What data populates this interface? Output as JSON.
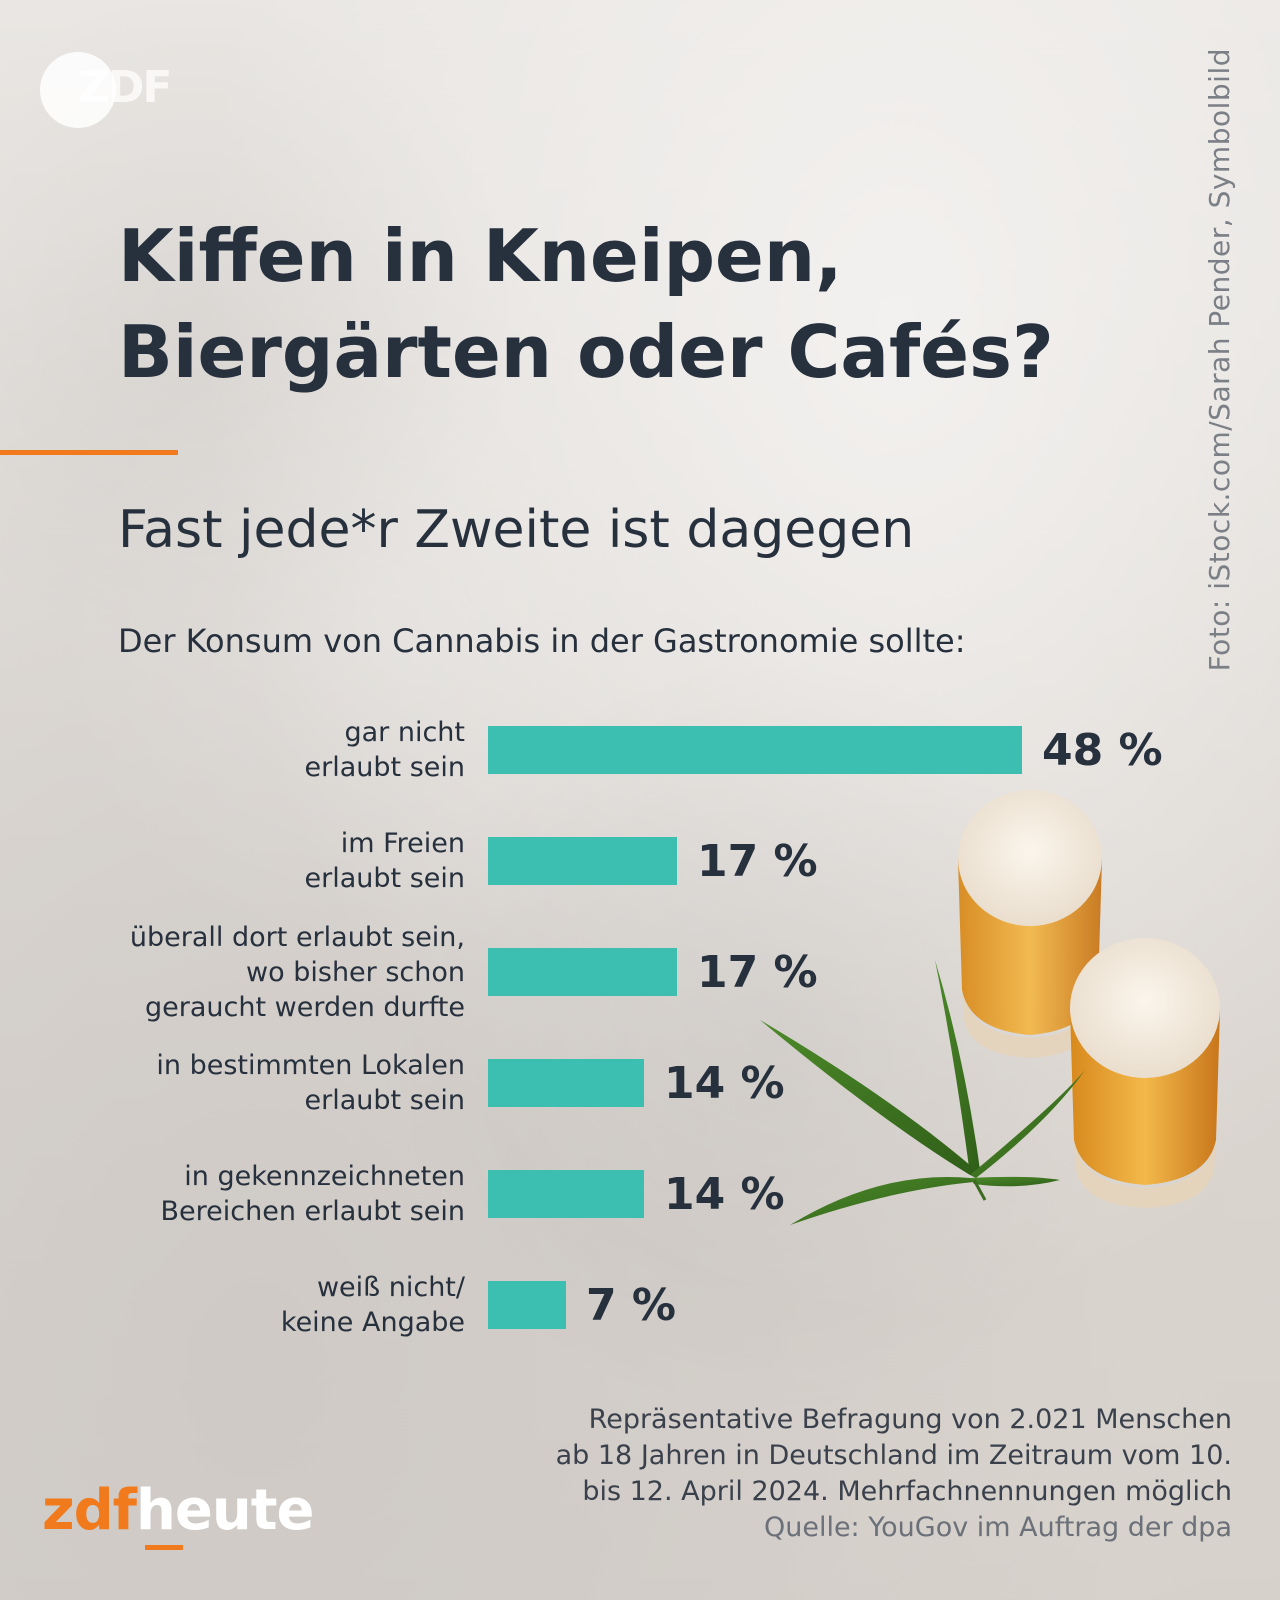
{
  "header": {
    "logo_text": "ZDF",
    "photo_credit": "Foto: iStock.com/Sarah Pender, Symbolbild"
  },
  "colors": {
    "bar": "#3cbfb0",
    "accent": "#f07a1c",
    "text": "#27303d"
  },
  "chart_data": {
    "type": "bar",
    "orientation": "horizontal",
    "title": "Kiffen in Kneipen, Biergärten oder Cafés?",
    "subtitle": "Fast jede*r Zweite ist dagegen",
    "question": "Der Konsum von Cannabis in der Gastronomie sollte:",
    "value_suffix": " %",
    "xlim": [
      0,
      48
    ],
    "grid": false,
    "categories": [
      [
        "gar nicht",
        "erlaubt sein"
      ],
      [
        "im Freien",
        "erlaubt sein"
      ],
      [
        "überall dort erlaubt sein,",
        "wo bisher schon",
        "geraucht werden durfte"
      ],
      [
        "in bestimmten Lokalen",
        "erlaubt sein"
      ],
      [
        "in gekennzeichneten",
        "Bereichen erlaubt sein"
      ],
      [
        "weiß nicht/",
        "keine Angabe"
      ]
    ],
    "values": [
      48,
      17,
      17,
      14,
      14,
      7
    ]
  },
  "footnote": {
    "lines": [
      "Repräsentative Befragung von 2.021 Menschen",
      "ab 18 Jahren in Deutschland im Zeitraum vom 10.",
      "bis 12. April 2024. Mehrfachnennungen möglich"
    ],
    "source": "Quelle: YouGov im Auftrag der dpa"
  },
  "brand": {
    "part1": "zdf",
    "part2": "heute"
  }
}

····················

* [Work instructions]: Copy each line above precisely, dropping the pictures.

* [Full response]:
What data populates this interface? Output as JSON.
{
  "header": {
    "logo_text": "ZDF",
    "photo_credit": "Foto: iStock.com/Sarah Pender, Symbolbild"
  },
  "colors": {
    "bar": "#3cbfb0",
    "accent": "#f07a1c",
    "text": "#27303d"
  },
  "chart_data": {
    "type": "bar",
    "orientation": "horizontal",
    "title": "Kiffen in Kneipen, Biergärten oder Cafés?",
    "subtitle": "Fast jede*r Zweite ist dagegen",
    "question": "Der Konsum von Cannabis in der Gastronomie sollte:",
    "value_suffix": " %",
    "xlim": [
      0,
      48
    ],
    "grid": false,
    "categories": [
      [
        "gar nicht",
        "erlaubt sein"
      ],
      [
        "im Freien",
        "erlaubt sein"
      ],
      [
        "überall dort erlaubt sein,",
        "wo bisher schon",
        "geraucht werden durfte"
      ],
      [
        "in bestimmten Lokalen",
        "erlaubt sein"
      ],
      [
        "in gekennzeichneten",
        "Bereichen erlaubt sein"
      ],
      [
        "weiß nicht/",
        "keine Angabe"
      ]
    ],
    "values": [
      48,
      17,
      17,
      14,
      14,
      7
    ]
  },
  "footnote": {
    "lines": [
      "Repräsentative Befragung von 2.021 Menschen",
      "ab 18 Jahren in Deutschland im Zeitraum vom 10.",
      "bis 12. April 2024. Mehrfachnennungen möglich"
    ],
    "source": "Quelle: YouGov im Auftrag der dpa"
  },
  "brand": {
    "part1": "zdf",
    "part2": "heute"
  }
}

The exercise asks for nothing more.